GIVEN PROBLEM: Pull out all lines from the listing below in which the word "content" appears.

Data records
⟨

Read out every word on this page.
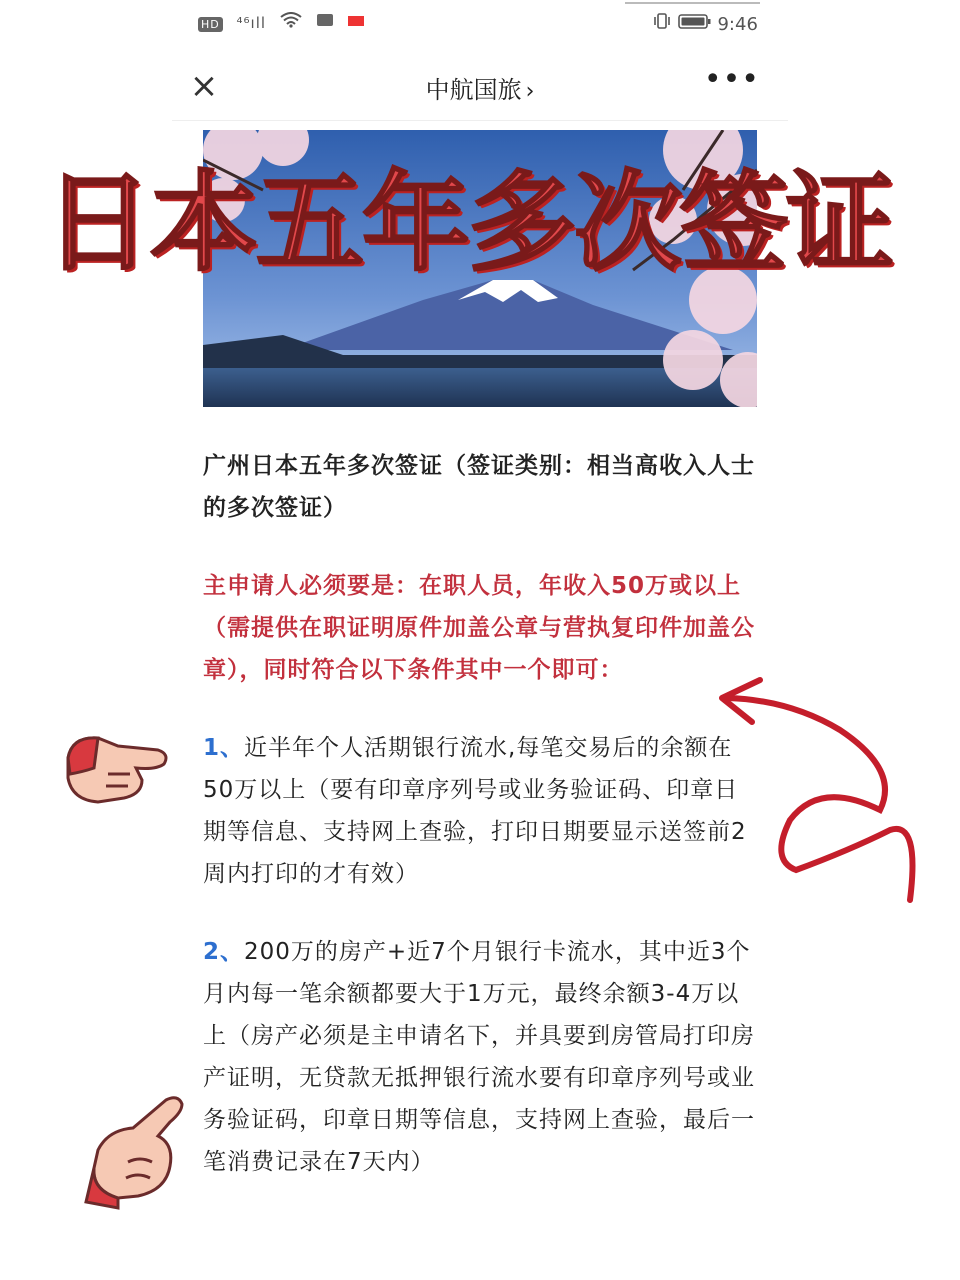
HD ⁴⁶ıll	9:46
×	中航国旅 ›	•••
日本五年多次签证

广州日本五年多次签证（签证类别：相当高收入人士的多次签证）

主申请人必须要是：在职人员，年收入50万或以上（需提供在职证明原件加盖公章与营执复印件加盖公章），同时符合以下条件其中一个即可：

1、近半年个人活期银行流水,每笔交易后的余额在50万以上（要有印章序列号或业务验证码、印章日期等信息、支持网上查验，打印日期要显示送签前2周内打印的才有效）

2、200万的房产+近7个月银行卡流水，其中近3个月内每一笔余额都要大于1万元，最终余额3-4万以上（房产必须是主申请名下，并具要到房管局打印房产证明，无贷款无抵押银行流水要有印章序列号或业务验证码，印章日期等信息，支持网上查验，最后一笔消费记录在7天内）
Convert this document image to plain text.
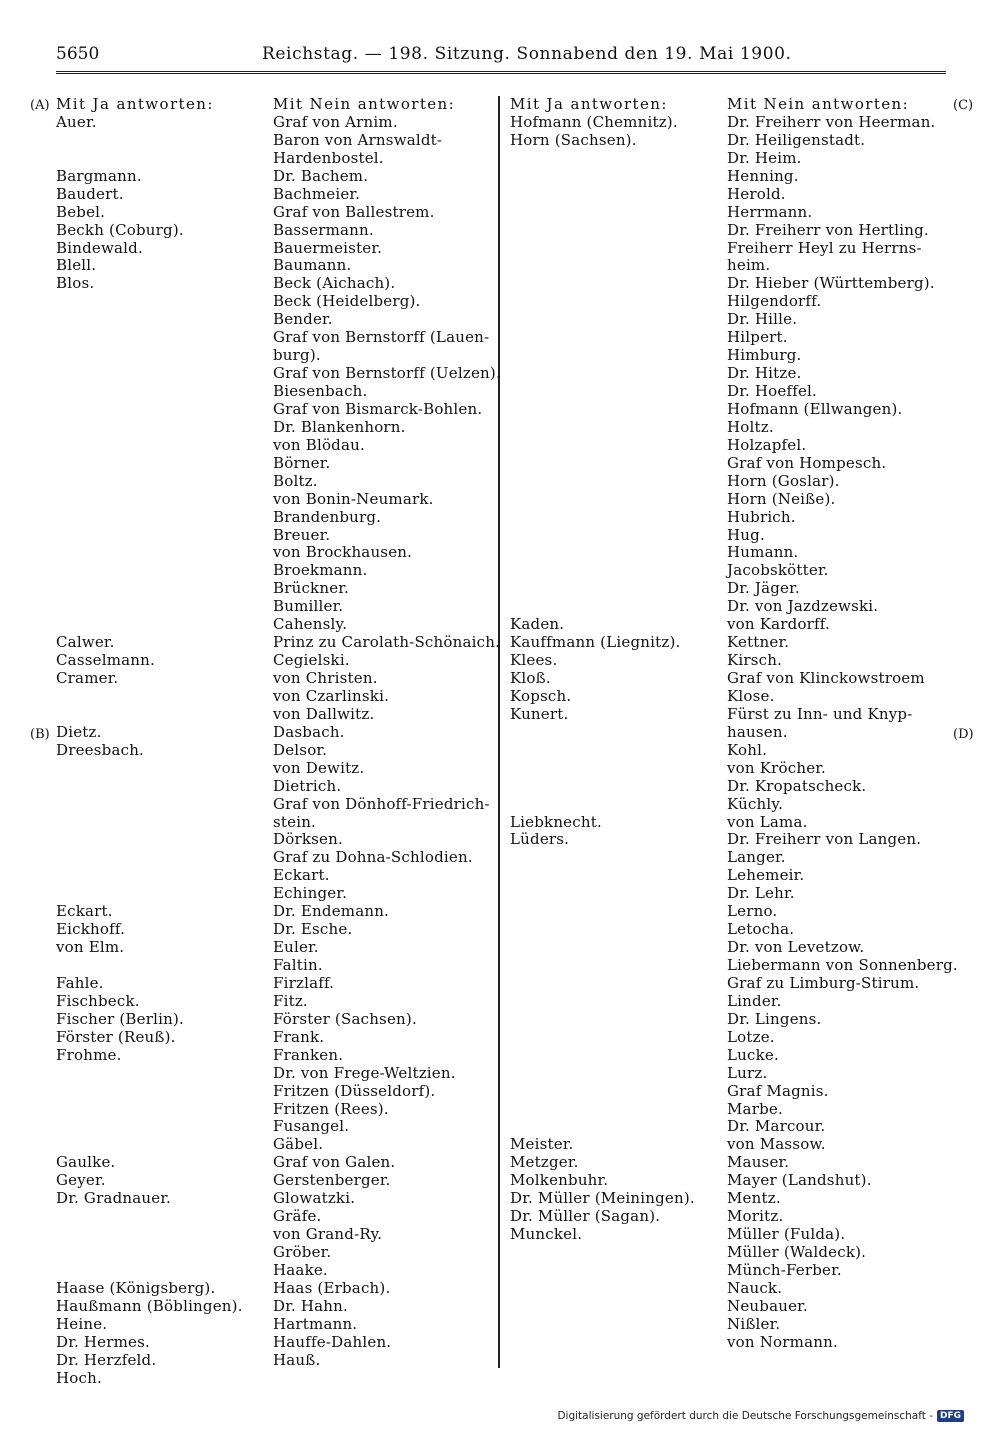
5650	Reichstag. — 198. Sitzung. Sonnabend den 19. Mai 1900.
(A)
(B)
(C)
(D)
Mit Ja antworten:
Auer.
Bargmann.
Baudert.
Bebel.
Beckh (Coburg).
Bindewald.
Blell.
Blos.
Calwer.
Casselmann.
Cramer.
Dietz.
Dreesbach.
Eckart.
Eickhoff.
von Elm.
Fahle.
Fischbeck.
Fischer (Berlin).
Förster (Reuß).
Frohme.
Gaulke.
Geyer.
Dr. Gradnauer.
Haase (Königsberg).
Haußmann (Böblingen).
Heine.
Dr. Hermes.
Dr. Herzfeld.
Hoch.
Mit Nein antworten:
Graf von Arnim.
Baron von Arnswaldt-
Hardenbostel.
Dr. Bachem.
Bachmeier.
Graf von Ballestrem.
Bassermann.
Bauermeister.
Baumann.
Beck (Aichach).
Beck (Heidelberg).
Bender.
Graf von Bernstorff (Lauen-
burg).
Graf von Bernstorff (Uelzen).
Biesenbach.
Graf von Bismarck-Bohlen.
Dr. Blankenhorn.
von Blödau.
Börner.
Boltz.
von Bonin-Neumark.
Brandenburg.
Breuer.
von Brockhausen.
Broekmann.
Brückner.
Bumiller.
Cahensly.
Prinz zu Carolath-Schönaich.
Cegielski.
von Christen.
von Czarlinski.
von Dallwitz.
Dasbach.
Delsor.
von Dewitz.
Dietrich.
Graf von Dönhoff-Friedrich-
stein.
Dörksen.
Graf zu Dohna-Schlodien.
Eckart.
Echinger.
Dr. Endemann.
Dr. Esche.
Euler.
Faltin.
Firzlaff.
Fitz.
Förster (Sachsen).
Frank.
Franken.
Dr. von Frege-Weltzien.
Fritzen (Düsseldorf).
Fritzen (Rees).
Fusangel.
Gäbel.
Graf von Galen.
Gerstenberger.
Glowatzki.
Gräfe.
von Grand-Ry.
Gröber.
Haake.
Haas (Erbach).
Dr. Hahn.
Hartmann.
Hauffe-Dahlen.
Hauß.
Mit Ja antworten:
Hofmann (Chemnitz).
Horn (Sachsen).
Kaden.
Kauffmann (Liegnitz).
Klees.
Kloß.
Kopsch.
Kunert.
Liebknecht.
Lüders.
Meister.
Metzger.
Molkenbuhr.
Dr. Müller (Meiningen).
Dr. Müller (Sagan).
Munckel.
Mit Nein antworten:
Dr. Freiherr von Heerman.
Dr. Heiligenstadt.
Dr. Heim.
Henning.
Herold.
Herrmann.
Dr. Freiherr von Hertling.
Freiherr Heyl zu Herrns-
heim.
Dr. Hieber (Württemberg).
Hilgendorff.
Dr. Hille.
Hilpert.
Himburg.
Dr. Hitze.
Dr. Hoeffel.
Hofmann (Ellwangen).
Holtz.
Holzapfel.
Graf von Hompesch.
Horn (Goslar).
Horn (Neiße).
Hubrich.
Hug.
Humann.
Jacobskötter.
Dr. Jäger.
Dr. von Jazdzewski.
von Kardorff.
Kettner.
Kirsch.
Graf von Klinckowstroem
Klose.
Fürst zu Inn- und Knyp-
hausen.
Kohl.
von Kröcher.
Dr. Kropatscheck.
Küchly.
von Lama.
Dr. Freiherr von Langen.
Langer.
Lehemeir.
Dr. Lehr.
Lerno.
Letocha.
Dr. von Levetzow.
Liebermann von Sonnenberg.
Graf zu Limburg-Stirum.
Linder.
Dr. Lingens.
Lotze.
Lucke.
Lurz.
Graf Magnis.
Marbe.
Dr. Marcour.
von Massow.
Mauser.
Mayer (Landshut).
Mentz.
Moritz.
Müller (Fulda).
Müller (Waldeck).
Münch-Ferber.
Nauck.
Neubauer.
Nißler.
von Normann.
Digitalisierung gefördert durch die Deutsche Forschungsgemeinschaft - DFG
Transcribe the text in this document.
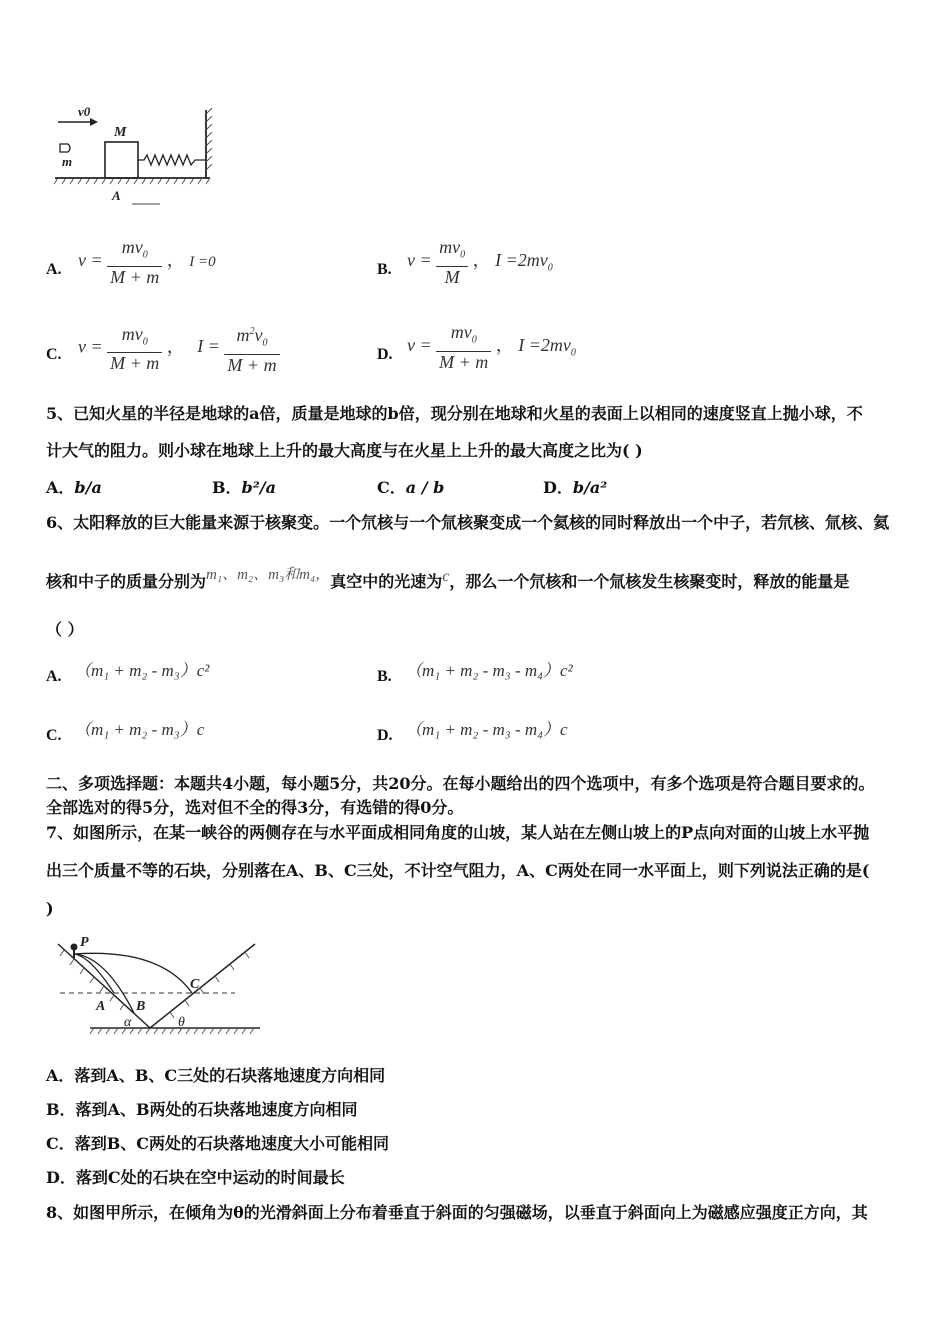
v0
m
M
A
A. $v = \frac{mv_0}{M + m}$ ， I =0	B. $v = \frac{mv_0}{M}$ ， $I =2mv_0$
C. $v = \frac{mv_0}{M + m}$ ， $I = \frac{m^2v_0}{M + m}$	D. $v = \frac{mv_0}{M + m}$ ， $I =2mv_0$
5、已知火星的半径是地球的a倍，质量是地球的b倍，现分别在地球和火星的表面上以相同的速度竖直上抛小球，不
计大气的阻力。则小球在地球上上升的最大高度与在火星上上升的最大高度之比为( )
A．b/a	B．b²/a	C．a / b	D．b/a²
6、太阳释放的巨大能量来源于核聚变。一个氘核与一个氚核聚变成一个氦核的同时释放出一个中子，若氘核、氚核、氦
核和中子的质量分别为m₁、m₂、m₃和m₄，真空中的光速为c，那么一个氘核和一个氚核发生核聚变时，释放的能量是
（ ）
A. （m₁ + m₂ - m₃）c²	B. （m₁ + m₂ - m₃ - m₄）c²
C. （m₁ + m₂ - m₃）c	D. （m₁ + m₂ - m₃ - m₄）c
二、多项选择题：本题共4小题，每小题5分，共20分。在每小题给出的四个选项中，有多个选项是符合题目要求的。
全部选对的得5分，选对但不全的得3分，有选错的得0分。
7、如图所示，在某一峡谷的两侧存在与水平面成相同角度的山坡，某人站在左侧山坡上的P点向对面的山坡上水平抛
出三个质量不等的石块，分别落在A、B、C三处，不计空气阻力，A、C两处在同一水平面上，则下列说法正确的是(
)
P
A B
C
α	θ
A．落到A、B、C三处的石块落地速度方向相同
B．落到A、B两处的石块落地速度方向相同
C．落到B、C两处的石块落地速度大小可能相同
D．落到C处的石块在空中运动的时间最长
8、如图甲所示，在倾角为θ的光滑斜面上分布着垂直于斜面的匀强磁场，以垂直于斜面向上为磁感应强度正方向，其
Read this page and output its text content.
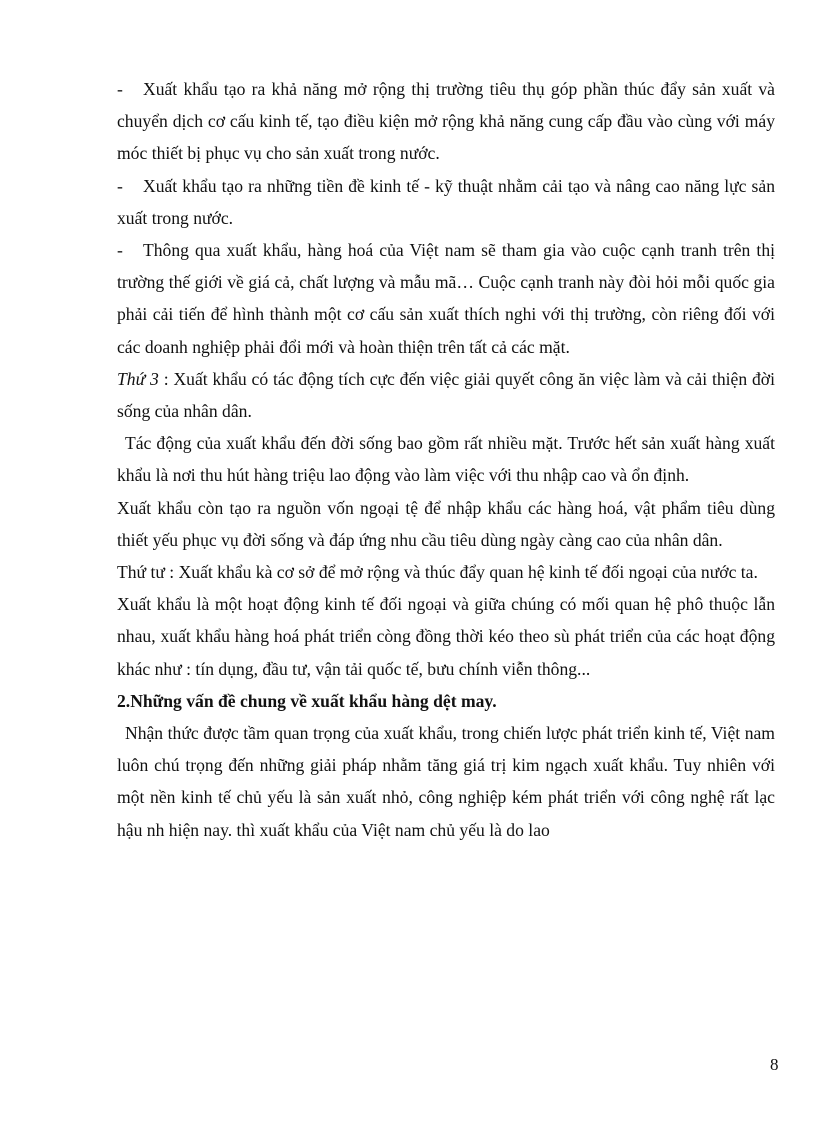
- Xuất khẩu tạo ra khả năng mở rộng thị trường tiêu thụ góp phần thúc đẩy sản xuất và chuyển dịch cơ cấu kinh tế, tạo điều kiện mở rộng khả năng cung cấp đầu vào cùng với máy móc thiết bị phục vụ cho sản xuất trong nước.

- Xuất khẩu tạo ra những tiền đề kinh tế - kỹ thuật nhằm cải tạo và nâng cao năng lực sản xuất trong nước.

- Thông qua xuất khẩu, hàng hoá của Việt nam sẽ tham gia vào cuộc cạnh tranh trên thị trường thế giới về giá cả, chất lượng và mẫu mã… Cuộc cạnh tranh này đòi hỏi mỗi quốc gia phải cải tiến để hình thành một cơ cấu sản xuất thích nghi với thị trường, còn riêng đối với các doanh nghiệp phải đổi mới và hoàn thiện trên tất cả các mặt.

Thứ 3 : Xuất khẩu có tác động tích cực đến việc giải quyết công ăn việc làm và cải thiện đời sống của nhân dân.

Tác động của xuất khẩu đến đời sống bao gồm rất nhiều mặt. Trước hết sản xuất hàng xuất khẩu là nơi thu hút hàng triệu lao động vào làm việc với thu nhập cao và ổn định.

Xuất khẩu còn tạo ra nguồn vốn ngoại tệ để nhập khẩu các hàng hoá, vật phẩm tiêu dùng thiết yếu phục vụ đời sống và đáp ứng nhu cầu tiêu dùng ngày càng cao của nhân dân.

Thứ tư : Xuất khẩu kà cơ sở để mở rộng và thúc đẩy quan hệ kinh tế đối ngoại của nước ta.

Xuất khẩu là một hoạt động kinh tế đối ngoại và giữa chúng có mối quan hệ phô thuộc lẫn nhau, xuất khẩu hàng hoá phát triển còng đồng thời kéo theo sù phát triển của các hoạt động khác như : tín dụng, đầu tư, vận tải quốc tế, bưu chính viễn thông...

2.Những vấn đề chung về xuất khẩu hàng dệt may.

Nhận thức được tầm quan trọng của xuất khẩu, trong chiến lược phát triển kinh tế, Việt nam luôn chú trọng đến những giải pháp nhằm tăng giá trị kim ngạch xuất khẩu. Tuy nhiên với một nền kinh tế chủ yếu là sản xuất nhỏ, công nghiệp kém phát triển với công nghệ rất lạc hậu nh hiện nay. thì xuất khẩu của Việt nam chủ yếu là do lao

8
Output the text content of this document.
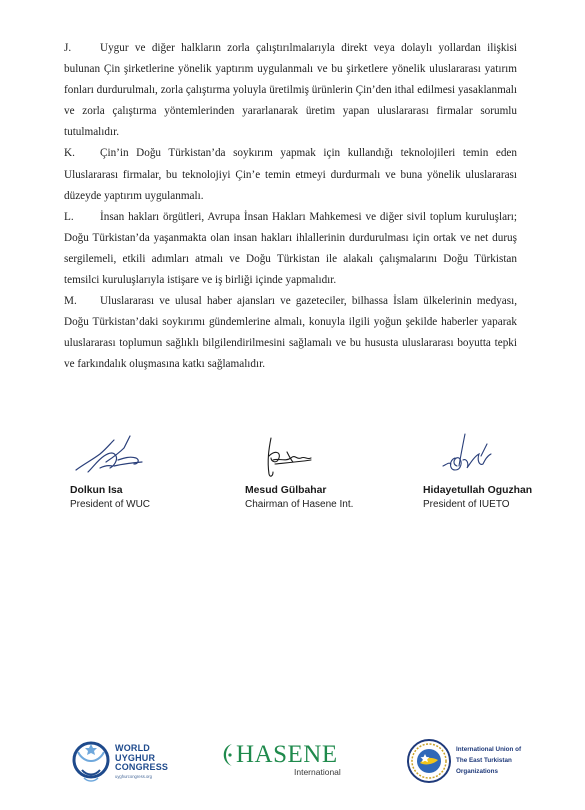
J.	Uygur ve diğer halkların zorla çalıştırılmalarıyla direkt veya dolaylı yollardan ilişkisi bulunan Çin şirketlerine yönelik yaptırım uygulanmalı ve bu şirketlere yönelik uluslararası yatırım fonları durdurulmalı, zorla çalıştırma yoluyla üretilmiş ürünlerin Çin’den ithal edilmesi yasaklanmalı ve zorla çalıştırma yöntemlerinden yararlanarak üretim yapan uluslararası firmalar sorumlu tutulmalıdır.

K. Çin’in Doğu Türkistan’da soykırım yapmak için kullandığı teknolojileri temin eden Uluslararası firmalar, bu teknolojiyi Çin’e temin etmeyi durdurmalı ve buna yönelik uluslararası düzeyde yaptırım uygulanmalı.

L. İnsan hakları örgütleri, Avrupa İnsan Hakları Mahkemesi ve diğer sivil toplum kuruluşları; Doğu Türkistan’da yaşanmakta olan insan hakları ihlallerinin durdurulması için ortak ve net duruş sergilemeli, etkili adımları atmalı ve Doğu Türkistan ile alakalı çalışmalarını Doğu Türkistan temsilci kuruluşlarıyla istişare ve iş birliği içinde yapmalıdır.

M. Uluslararası ve ulusal haber ajansları ve gazeteciler, bilhassa İslam ülkelerinin medyası, Doğu Türkistan’daki soykırımı gündemlerine almalı, konuyla ilgili yoğun şekilde haberler yaparak uluslararası toplumun sağlıklı bilgilendirilmesini sağlamalı ve bu hususta uluslararası boyutta tepki ve farkındalık oluşmasına katkı sağlamalıdır.

Dolkun Isa
President of WUC
Mesud Gülbahar
Chairman of Hasene Int.
Hidayetullah Oguzhan
President of IUETO
WORLD
UYGHUR
CONGRESS
uyghurcongress.org
HASENE
International
International Union of
The East Turkistan
Organizations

⟩

THE RESPONSE:
Read this page and output its text content.
Output the text content of this document.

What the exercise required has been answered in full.